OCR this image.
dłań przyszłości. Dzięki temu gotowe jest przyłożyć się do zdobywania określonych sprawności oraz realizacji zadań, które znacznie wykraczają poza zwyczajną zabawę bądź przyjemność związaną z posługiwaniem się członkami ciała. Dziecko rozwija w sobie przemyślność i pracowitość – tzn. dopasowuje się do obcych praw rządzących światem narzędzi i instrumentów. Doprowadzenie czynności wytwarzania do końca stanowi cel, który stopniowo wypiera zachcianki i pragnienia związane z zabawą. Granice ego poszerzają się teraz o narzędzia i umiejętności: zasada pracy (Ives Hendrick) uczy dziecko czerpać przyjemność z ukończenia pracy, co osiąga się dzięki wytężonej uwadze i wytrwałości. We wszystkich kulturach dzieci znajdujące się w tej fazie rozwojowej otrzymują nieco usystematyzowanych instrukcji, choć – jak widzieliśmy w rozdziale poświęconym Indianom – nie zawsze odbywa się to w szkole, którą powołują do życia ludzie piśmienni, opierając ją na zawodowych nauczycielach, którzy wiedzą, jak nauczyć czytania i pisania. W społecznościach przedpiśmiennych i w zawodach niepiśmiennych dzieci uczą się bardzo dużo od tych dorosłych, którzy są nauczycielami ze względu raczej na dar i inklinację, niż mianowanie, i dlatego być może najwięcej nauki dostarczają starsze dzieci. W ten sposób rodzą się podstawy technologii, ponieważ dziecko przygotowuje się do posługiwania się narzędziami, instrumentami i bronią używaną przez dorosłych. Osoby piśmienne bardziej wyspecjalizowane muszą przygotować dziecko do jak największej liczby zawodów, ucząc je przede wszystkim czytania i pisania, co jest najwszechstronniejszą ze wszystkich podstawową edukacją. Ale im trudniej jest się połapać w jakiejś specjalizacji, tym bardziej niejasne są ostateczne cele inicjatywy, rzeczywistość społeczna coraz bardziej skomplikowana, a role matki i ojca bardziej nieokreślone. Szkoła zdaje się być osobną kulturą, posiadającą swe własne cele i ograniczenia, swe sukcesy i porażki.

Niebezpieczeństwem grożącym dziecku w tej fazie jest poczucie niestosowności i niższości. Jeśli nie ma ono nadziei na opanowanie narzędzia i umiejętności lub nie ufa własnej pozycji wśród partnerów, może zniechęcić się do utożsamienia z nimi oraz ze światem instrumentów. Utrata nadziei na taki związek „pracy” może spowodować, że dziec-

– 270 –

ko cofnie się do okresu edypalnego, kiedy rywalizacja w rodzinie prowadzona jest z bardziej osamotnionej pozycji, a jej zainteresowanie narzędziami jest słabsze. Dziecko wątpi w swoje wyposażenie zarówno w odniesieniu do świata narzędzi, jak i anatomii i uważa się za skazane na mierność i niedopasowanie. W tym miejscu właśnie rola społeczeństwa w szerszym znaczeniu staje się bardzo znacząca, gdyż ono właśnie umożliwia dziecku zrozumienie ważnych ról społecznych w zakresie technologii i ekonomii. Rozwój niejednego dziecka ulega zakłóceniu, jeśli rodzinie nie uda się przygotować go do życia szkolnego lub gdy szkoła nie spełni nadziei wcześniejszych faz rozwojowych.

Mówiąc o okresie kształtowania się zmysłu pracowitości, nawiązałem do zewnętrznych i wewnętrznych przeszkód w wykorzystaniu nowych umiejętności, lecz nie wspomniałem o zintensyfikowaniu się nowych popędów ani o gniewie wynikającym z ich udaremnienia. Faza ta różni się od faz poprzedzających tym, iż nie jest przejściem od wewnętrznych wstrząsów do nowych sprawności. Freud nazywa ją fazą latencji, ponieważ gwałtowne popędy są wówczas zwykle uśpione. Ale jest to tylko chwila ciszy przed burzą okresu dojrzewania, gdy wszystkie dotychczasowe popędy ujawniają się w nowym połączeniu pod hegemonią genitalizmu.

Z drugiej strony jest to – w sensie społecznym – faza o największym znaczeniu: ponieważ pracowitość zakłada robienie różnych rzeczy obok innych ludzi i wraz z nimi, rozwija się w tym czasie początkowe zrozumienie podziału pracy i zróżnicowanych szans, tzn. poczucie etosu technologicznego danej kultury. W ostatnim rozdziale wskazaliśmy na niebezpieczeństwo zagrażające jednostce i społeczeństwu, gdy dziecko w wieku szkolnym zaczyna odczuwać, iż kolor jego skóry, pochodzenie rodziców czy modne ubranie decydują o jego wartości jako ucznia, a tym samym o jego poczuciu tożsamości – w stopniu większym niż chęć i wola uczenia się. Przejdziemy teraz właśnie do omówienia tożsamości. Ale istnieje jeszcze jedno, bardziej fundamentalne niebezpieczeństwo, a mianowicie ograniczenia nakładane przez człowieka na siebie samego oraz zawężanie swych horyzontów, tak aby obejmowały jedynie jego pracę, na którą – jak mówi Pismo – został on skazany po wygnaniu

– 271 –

- - - -

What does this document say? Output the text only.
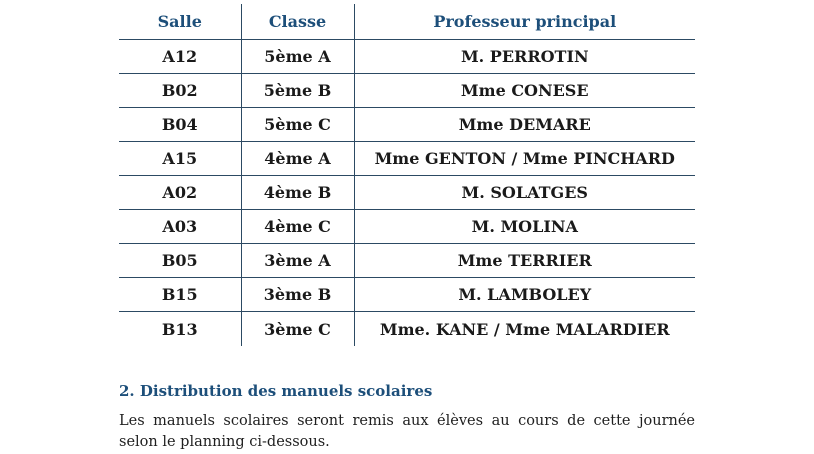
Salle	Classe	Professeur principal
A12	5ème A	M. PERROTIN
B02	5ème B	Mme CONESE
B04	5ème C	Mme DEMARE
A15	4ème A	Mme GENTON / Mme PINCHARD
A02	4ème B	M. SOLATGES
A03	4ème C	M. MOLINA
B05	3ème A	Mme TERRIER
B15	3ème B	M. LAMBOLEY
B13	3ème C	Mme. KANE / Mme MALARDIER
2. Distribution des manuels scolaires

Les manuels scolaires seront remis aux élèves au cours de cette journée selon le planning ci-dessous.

- - - -

_Problem to work on_. For this exercise, gather every line of the data that contains the word "poczucie".

_Written reply_.
Niebezpieczeństwem grożącym dziecku w tej fazie jest poczucie niestosowności i niższości. Jeśli nie ma ono nadziei na opanowanie narzędzia i umiejętności lub nie ufa własnej pozycji wśród partnerów, może zniechęcić się do utożsamienia z nimi oraz ze światem instrumentów. Utrata nadziei na taki związek „pracy” może spowodować, że dziec-
Z drugiej strony jest to – w sensie społecznym – faza o największym znaczeniu: ponieważ pracowitość zakłada robienie różnych rzeczy obok innych ludzi i wraz z nimi, rozwija się w tym czasie początkowe zrozumienie podziału pracy i zróżnicowanych szans, tzn. poczucie etosu technologicznego danej kultury. W ostatnim rozdziale wskazaliśmy na niebezpieczeństwo zagrażające jednostce i społeczeństwu, gdy dziecko w wieku szkolnym zaczyna odczuwać, iż kolor jego skóry, pochodzenie rodziców czy modne ubranie decydują o jego wartości jako ucznia, a tym samym o jego poczuciu tożsamości – w stopniu większym niż chęć i wola uczenia się. Przejdziemy teraz właśnie do omówienia tożsamości. Ale istnieje jeszcze jedno, bardziej fundamentalne niebezpieczeństwo, a mianowicie ograniczenia nakładane przez człowieka na siebie samego oraz zawężanie swych horyzontów, tak aby obejmowały jedynie jego pracę, na którą – jak mówi Pismo – został on skazany po wygnaniu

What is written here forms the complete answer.